- **Problem description**: Scan the entries below for the word "sarcoïdose", then copy each line that holds it.

- **Data**:
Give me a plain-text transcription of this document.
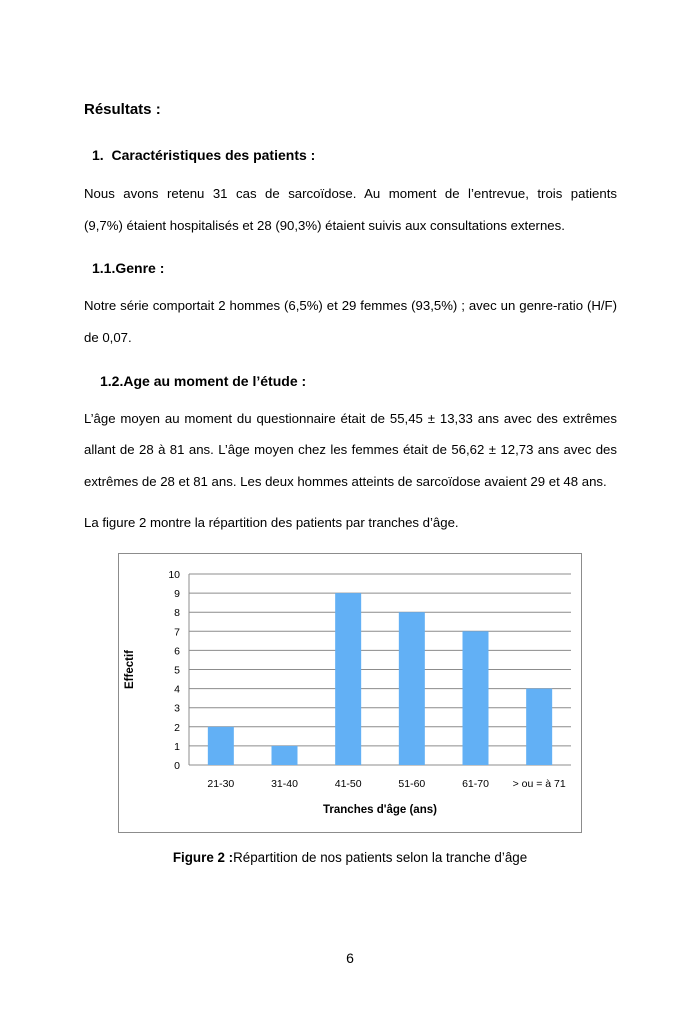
Résultats :
1. Caractéristiques des patients :
Nous avons retenu 31 cas de sarcoïdose. Au moment de l’entrevue, trois patients
(9,7%) étaient hospitalisés et 28 (90,3%) étaient suivis aux consultations externes.
1.1.Genre :
Notre série comportait 2 hommes (6,5%) et 29 femmes (93,5%) ; avec un genre-ratio (H/F)
de 0,07.
1.2.Age au moment de l’étude :
L’âge moyen au moment du questionnaire était de 55,45 ± 13,33 ans avec des extrêmes
allant de 28 à 81 ans. L’âge moyen chez les femmes était de 56,62 ± 12,73 ans avec des
extrêmes de 28 et 81 ans. Les deux hommes atteints de sarcoïdose avaient 29 et 48 ans.
La figure 2 montre la répartition des patients par tranches d’âge.
0
1
2
3
4
5
6
7
8
9
10
21-30	31-40	41-50	51-60	61-70 > ou = à 71
Tranches d'âge (ans)
Effectif
Figure 2 :Répartition de nos patients selon la tranche d’âge
6
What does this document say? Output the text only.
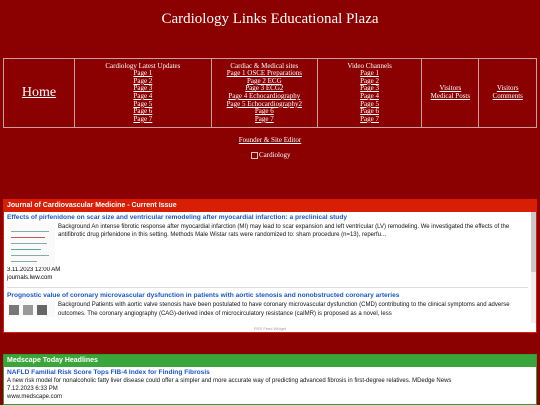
Cardiology Links Educational Plaza
Home

Cardiology Latest Updates
Page 1
Page 2
Page 3
Page 4
Page 5
Page 6
Page 7

Cardiac & Medical sites
Page 1 OSCE Preparations
Page 2 ECG
Page 3 ECG2
Page 4 Echocardiography
Page 5 Echocardiography2
Page 6
Page 7

Video Channels
Page 1
Page 2
Page 3
Page 4
Page 5
Page 6
Page 7

Visitors
Medical Posts

Visitors
Comments
Founder & Site Editor
Cardiology
Journal of Cardiovascular Medicine - Current Issue
Effects of pirfenidone on scar size and ventricular remodeling after myocardial infarction: a preclinical study
Background An intense fibrotic response after myocardial infarction (MI) may lead to scar expansion and left ventricular (LV) remodeling. We investigated the effects of the antifibrotic drug pirfenidone in this setting. Methods Male Wistar rats were randomized to: sham procedure (n=13), reperfu...
3.11.2023 12:00 AM
journals.lww.com
Prognostic value of coronary microvascular dysfunction in patients with aortic stenosis and nonobstructed coronary arteries
Background Patients with aortic valve stenosis have been postulated to have coronary microvascular dysfunction (CMD) contributing to the clinical symptoms and adverse outcomes. The coronary angiography (CAG)-derived index of microcirculatory resistance (caIMR) is proposed as a novel, less
RSS Feed Widget
Medscape Today Headlines
NAFLD Familial Risk Score Tops FIB-4 Index for Finding Fibrosis
A new risk model for nonalcoholic fatty liver disease could offer a simpler and more accurate way of predicting advanced fibrosis in first-degree relatives. MDedge News
7.12.2023 6:33 PM
www.medscape.com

- **Written reply**:
Nous avons retenu 31 cas de sarcoïdose. Au moment de l’entrevue, trois patients
extrêmes de 28 et 81 ans. Les deux hommes atteints de sarcoïdose avaient 29 et 48 ans.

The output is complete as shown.